*The problem*. Pull out every line below that holds the word "выборки".
[START OF Material]
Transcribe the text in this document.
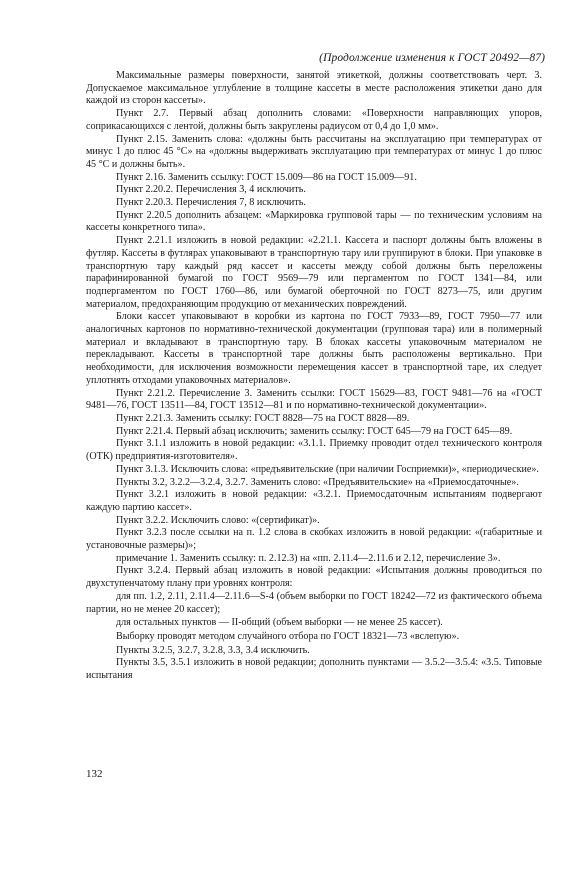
(Продолжение изменения к ГОСТ 20492—87)

Максимальные размеры поверхности, занятой этикеткой, должны соответствовать черт. 3. Допускаемое максимальное углубление в толщине кассеты в месте расположения этикетки дано для каждой из сторон кассеты».

Пункт 2.7. Первый абзац дополнить словами: «Поверхности направляющих упоров, соприкасающихся с лентой, должны быть закруглены радиусом от 0,4 до 1,0 мм».

Пункт 2.15. Заменить слова: «должны быть рассчитаны на эксплуатацию при температурах от минус 1 до плюс 45 °С» на «должны выдерживать эксплуатацию при температурах от минус 1 до плюс 45 °С и должны быть».

Пункт 2.16. Заменить ссылку: ГОСТ 15.009—86 на ГОСТ 15.009—91.

Пункт 2.20.2. Перечисления 3, 4 исключить.

Пункт 2.20.3. Перечисления 7, 8 исключить.

Пункт 2.20.5 дополнить абзацем: «Маркировка групповой тары — по техническим условиям на кассеты конкретного типа».

Пункт 2.21.1 изложить в новой редакции: «2.21.1. Кассета и паспорт должны быть вложены в футляр. Кассеты в футлярах упаковывают в транспортную тару или группируют в блоки. При упаковке в транспортную тару каждый ряд кассет и кассеты между собой должны быть переложены парафинированной бумагой по ГОСТ 9569—79 или пергаментом по ГОСТ 1341—84, или подпергаментом по ГОСТ 1760—86, или бумагой оберточной по ГОСТ 8273—75, или другим материалом, предохраняющим продукцию от механических повреждений.

Блоки кассет упаковывают в коробки из картона по ГОСТ 7933—89, ГОСТ 7950—77 или аналогичных картонов по нормативно-технической документации (групповая тара) или в полимерный материал и вкладывают в транспортную тару. В блоках кассеты упаковочным материалом не перекладывают. Кассеты в транспортной таре должны быть расположены вертикально. При необходимости, для исключения возможности перемещения кассет в транспортной таре, их следует уплотнять отходами упаковочных материалов».

Пункт 2.21.2. Перечисление 3. Заменить ссылки: ГОСТ 15629—83, ГОСТ 9481—76 на «ГОСТ 9481—76, ГОСТ 13511—84, ГОСТ 13512—81 и по нормативно-технической документации».

Пункт 2.21.3. Заменить ссылку: ГОСТ 8828—75 на ГОСТ 8828—89.

Пункт 2.21.4. Первый абзац исключить; заменить ссылку: ГОСТ 645—79 на ГОСТ 645—89.

Пункт 3.1.1 изложить в новой редакции: «3.1.1. Приемку проводит отдел технического контроля (ОТК) предприятия-изготовителя».

Пункт 3.1.3. Исключить слова: «предъявительские (при наличии Госприемки)», «периодические».

Пункты 3.2, 3.2.2—3.2.4, 3.2.7. Заменить слово: «Предъявительские» на «Приемосдаточные».

Пункт 3.2.1 изложить в новой редакции: «3.2.1. Приемосдаточным испытаниям подвергают каждую партию кассет».

Пункт 3.2.2. Исключить слово: «(сертификат)».

Пункт 3.2.3 после ссылки на п. 1.2 слова в скобках изложить в новой редакции: «(габаритные и установочные размеры)»;

примечание 1. Заменить ссылку: п. 2.12.3) на «пп. 2.11.4—2.11.6 и 2.12, перечисление 3».

Пункт 3.2.4. Первый абзац изложить в новой редакции: «Испытания должны проводиться по двухступенчатому плану при уровнях контроля:

для пп. 1.2, 2.11, 2.11.4—2.11.6—S-4 (объем выборки по ГОСТ 18242—72 из фактического объема партии, но не менее 20 кассет);

для остальных пунктов — II-общий (объем выборки — не менее 25 кассет).

Выборку проводят методом случайного отбора по ГОСТ 18321—73 «вслепую».

Пункты 3.2.5, 3.2.7, 3.2.8, 3.3, 3.4 исключить.

Пункты 3.5, 3.5.1 изложить в новой редакции; дополнить пунктами — 3.5.2—3.5.4: «3.5. Типовые испытания

132
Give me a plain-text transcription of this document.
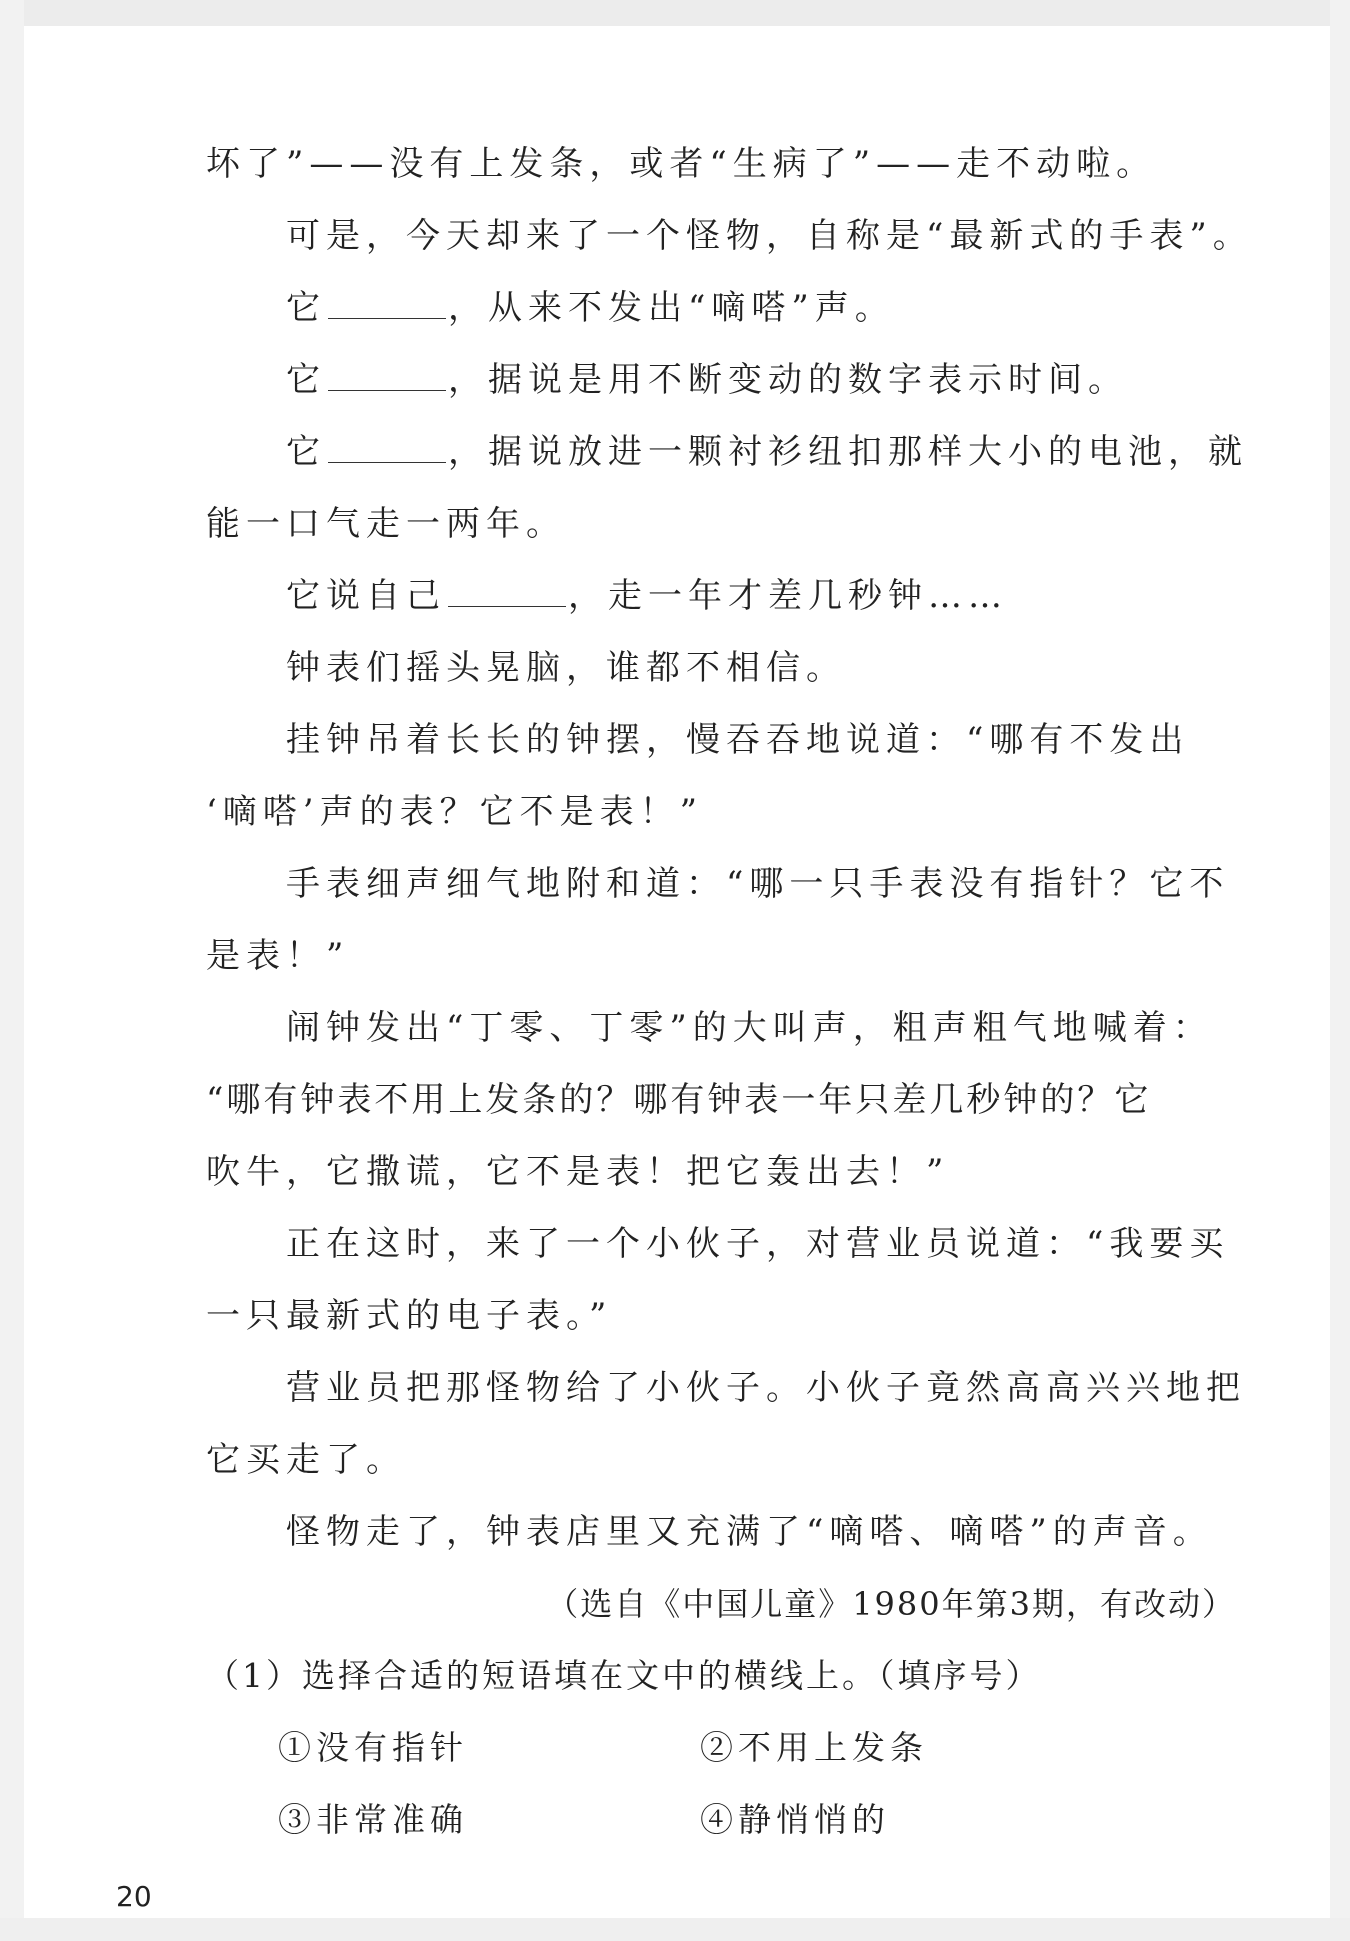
坏了”——没有上发条，或者“生病了”——走不动啦。
可是，今天却来了一个怪物，自称是“最新式的手表”。
它	，从来不发出“嘀嗒”声。
它	，据说是用不断变动的数字表示时间。
它	，据说放进一颗衬衫纽扣那样大小的电池，就
能一口气走一两年。
它说自己	，走一年才差几秒钟……
钟表们摇头晃脑，谁都不相信。
挂钟吊着长长的钟摆，慢吞吞地说道：“哪有不发出
‘嘀嗒’声的表？它不是表！”
手表细声细气地附和道：“哪一只手表没有指针？它不
是表！”
闹钟发出“丁零、丁零”的大叫声，粗声粗气地喊着：
“哪有钟表不用上发条的？哪有钟表一年只差几秒钟的？它
吹牛，它撒谎，它不是表！把它轰出去！”
正在这时，来了一个小伙子，对营业员说道：“我要买
一只最新式的电子表。”
营业员把那怪物给了小伙子。小伙子竟然高高兴兴地把
它买走了。
怪物走了，钟表店里又充满了“嘀嗒、嘀嗒”的声音。
（选自《中国儿童》1980年第3期，有改动）
（1）选择合适的短语填在文中的横线上。（填序号）
①没有指针	②不用上发条
③非常准确	④静悄悄的
20
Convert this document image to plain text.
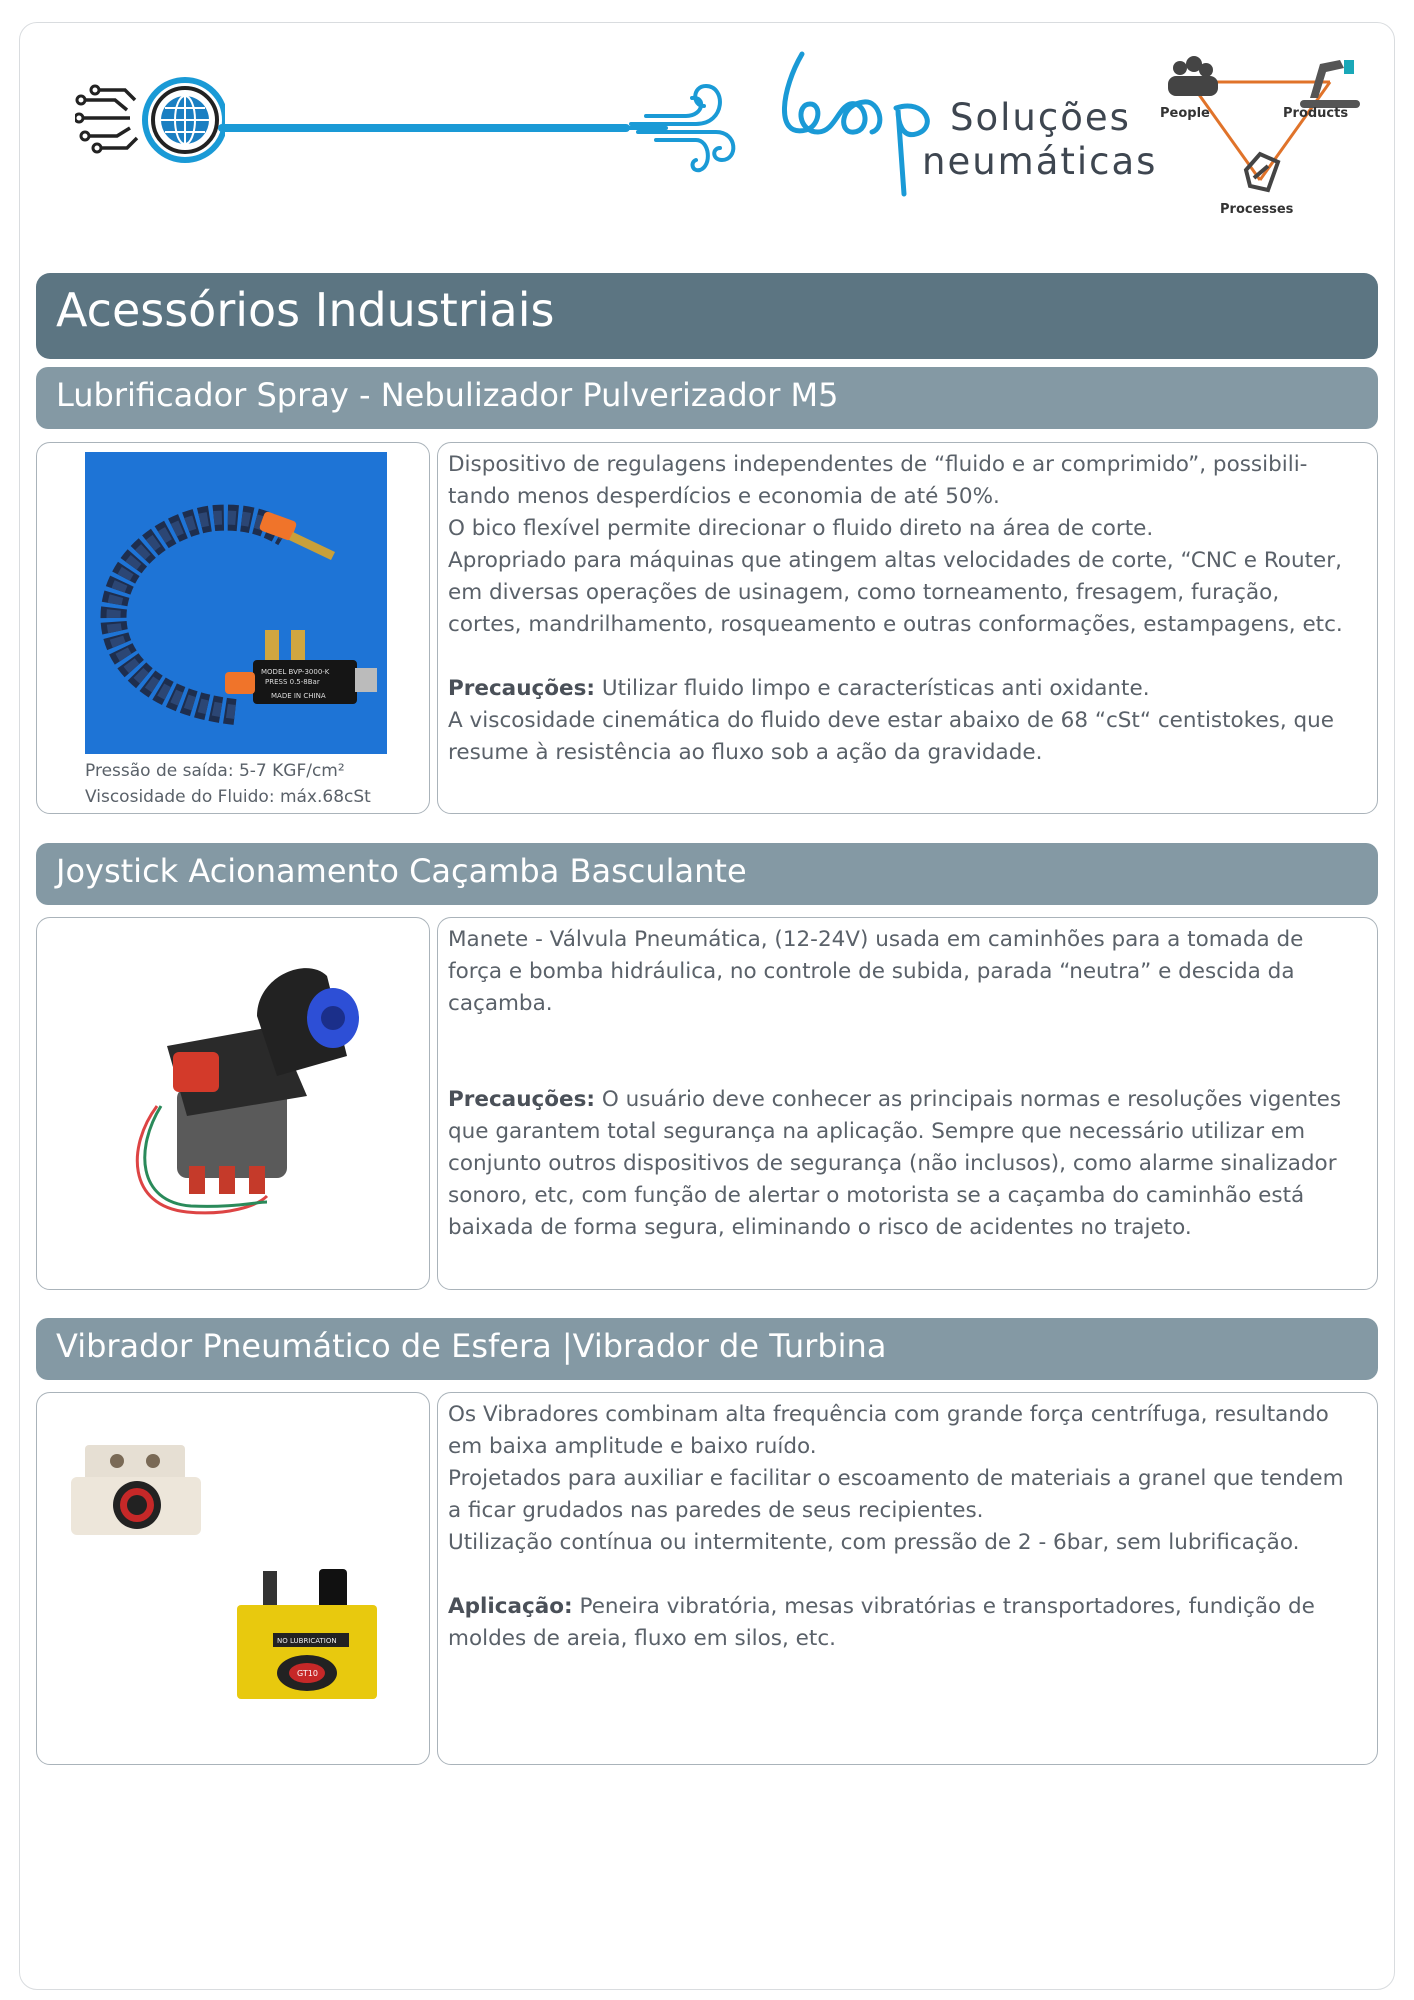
Soluções
neumáticas
People	Products
Processes
Acessórios Industriais
Lubrificador Spray - Nebulizador Pulverizador M5
MODEL BVP-3000-K
PRESS 0.5-8Bar
MADE IN CHINA
Pressão de saída: 5-7 KGF/cm²
Viscosidade do Fluido: máx.68cSt

Dispositivo de regulagens independentes de “fluido e ar comprimido”, possibili-

tando menos desperdícios e economia de até 50%.

O bico flexível permite direcionar o fluido direto na área de corte.

Apropriado para máquinas que atingem altas velocidades de corte, “CNC e Router,

em diversas operações de usinagem, como torneamento, fresagem, furação,

cortes, mandrilhamento, rosqueamento e outras conformações, estampagens, etc.

Precauções: Utilizar fluido limpo e características anti oxidante.

A viscosidade cinemática do fluido deve estar abaixo de 68 “cSt“ centistokes, que

resume à resistência ao fluxo sob a ação da gravidade.

Joystick Acionamento Caçamba Basculante

Manete - Válvula Pneumática, (12-24V) usada em caminhões para a tomada de

força e bomba hidráulica, no controle de subida, parada “neutra” e descida da

caçamba.

Precauções: O usuário deve conhecer as principais normas e resoluções vigentes

que garantem total segurança na aplicação. Sempre que necessário utilizar em

conjunto outros dispositivos de segurança (não inclusos), como alarme sinalizador

sonoro, etc, com função de alertar o motorista se a caçamba do caminhão está

baixada de forma segura, eliminando o risco de acidentes no trajeto.

Vibrador Pneumático de Esfera |Vibrador de Turbina
NO LUBRICATION
GT10

Os Vibradores combinam alta frequência com grande força centrífuga, resultando

em baixa amplitude e baixo ruído.

Projetados para auxiliar e facilitar o escoamento de materiais a granel que tendem

a ficar grudados nas paredes de seus recipientes.

Utilização contínua ou intermitente, com pressão de 2 - 6bar, sem lubrificação.

Aplicação: Peneira vibratória, mesas vibratórias e transportadores, fundição de

moldes de areia, fluxo em silos, etc.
[END OF Material]
*Solution to this task*.
для пп. 1.2, 2.11, 2.11.4—2.11.6—S-4 (объем выборки по ГОСТ 18242—72 из фактического объема партии, но не менее 20 кассет);
для остальных пунктов — II-общий (объем выборки — не менее 25 кассет).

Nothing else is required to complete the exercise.